## SOURCE DATA:
--

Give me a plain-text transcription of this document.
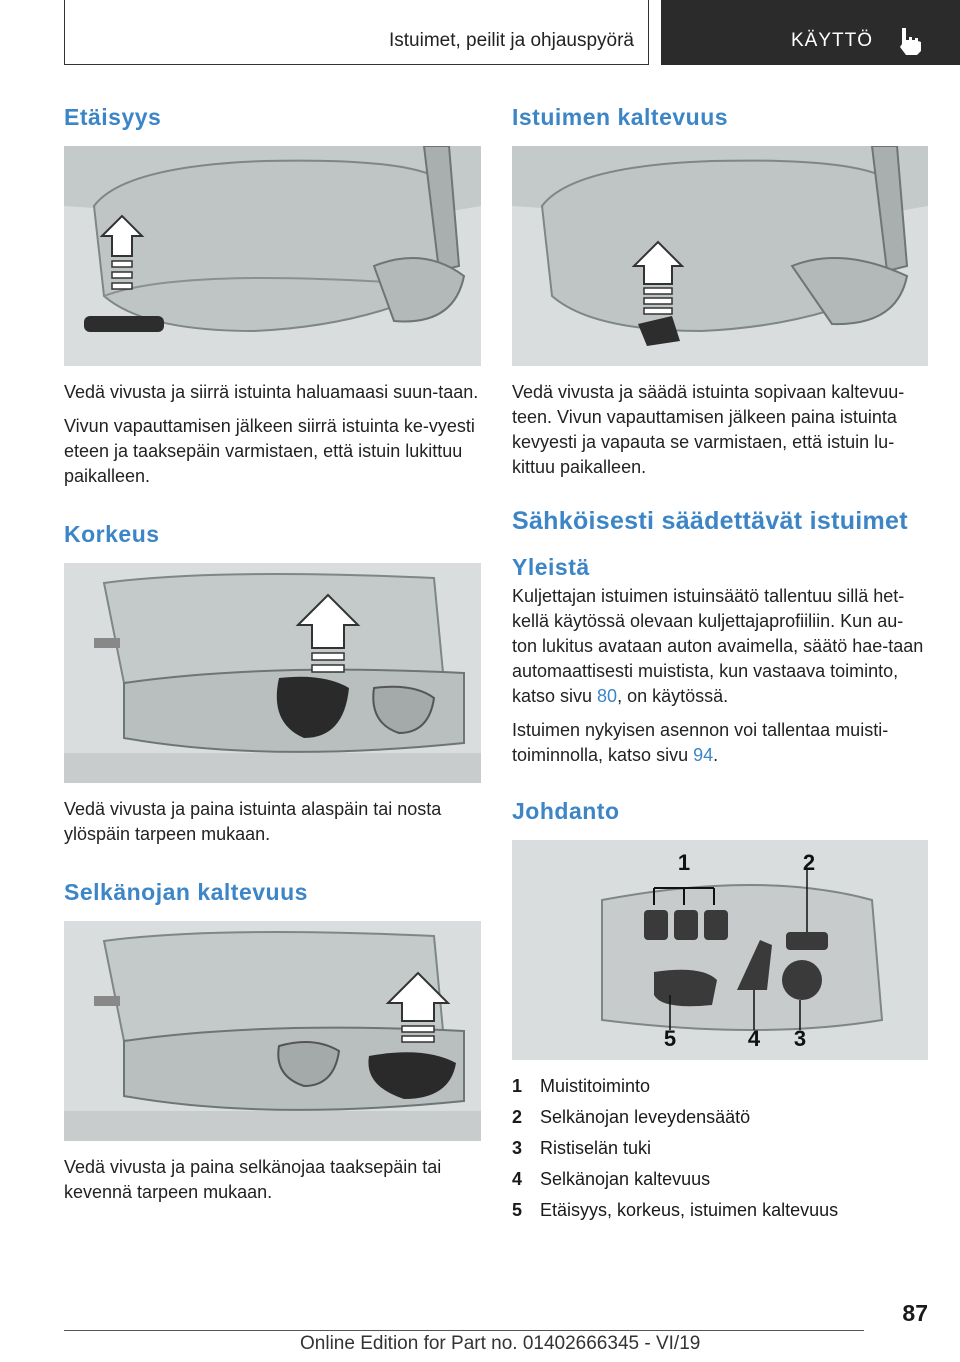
Istuimet, peilit ja ohjauspyörä	KÄYTTÖ
Etäisyys

Vedä vivusta ja siirrä istuinta haluamaasi suun-taan.

Vivun vapauttamisen jälkeen siirrä istuinta ke-vyesti eteen ja taaksepäin varmistaen, että istuin lukittuu paikalleen.

Korkeus

Vedä vivusta ja paina istuinta alaspäin tai nosta ylöspäin tarpeen mukaan.

Selkänojan kaltevuus

Vedä vivusta ja paina selkänojaa taaksepäin tai kevennä tarpeen mukaan.

Istuimen kaltevuus

Vedä vivusta ja säädä istuinta sopivaan kaltevuu-teen. Vivun vapauttamisen jälkeen paina istuinta kevyesti ja vapauta se varmistaen, että istuin lu-kittuu paikalleen.

Sähköisesti säädettävät istuimet
Yleistä

Kuljettajan istuimen istuinsäätö tallentuu sillä het-kellä käytössä olevaan kuljettajaprofiiliin. Kun au-ton lukitus avataan auton avaimella, säätö hae-taan automaattisesti muistista, kun vastaava toiminto, katso sivu 80, on käytössä.

Istuimen nykyisen asennon voi tallentaa muisti-toiminnolla, katso sivu 94.

Johdanto
1	2
3
4
5
1 Muistitoiminto
2 Selkänojan leveydensäätö
3 Ristiselän tuki
4 Selkänojan kaltevuus
5 Etäisyys, korkeus, istuimen kaltevuus
87
Online Edition for Part no. 01402666345 - VI/19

--

## AIM:
Using the listing above, show every line that includes the string "mukaan".

## ANSWER FOR THE TASK:
Vedä vivusta ja paina istuinta alaspäin tai nosta ylöspäin tarpeen mukaan.
Vedä vivusta ja paina selkänojaa taaksepäin tai kevennä tarpeen mukaan.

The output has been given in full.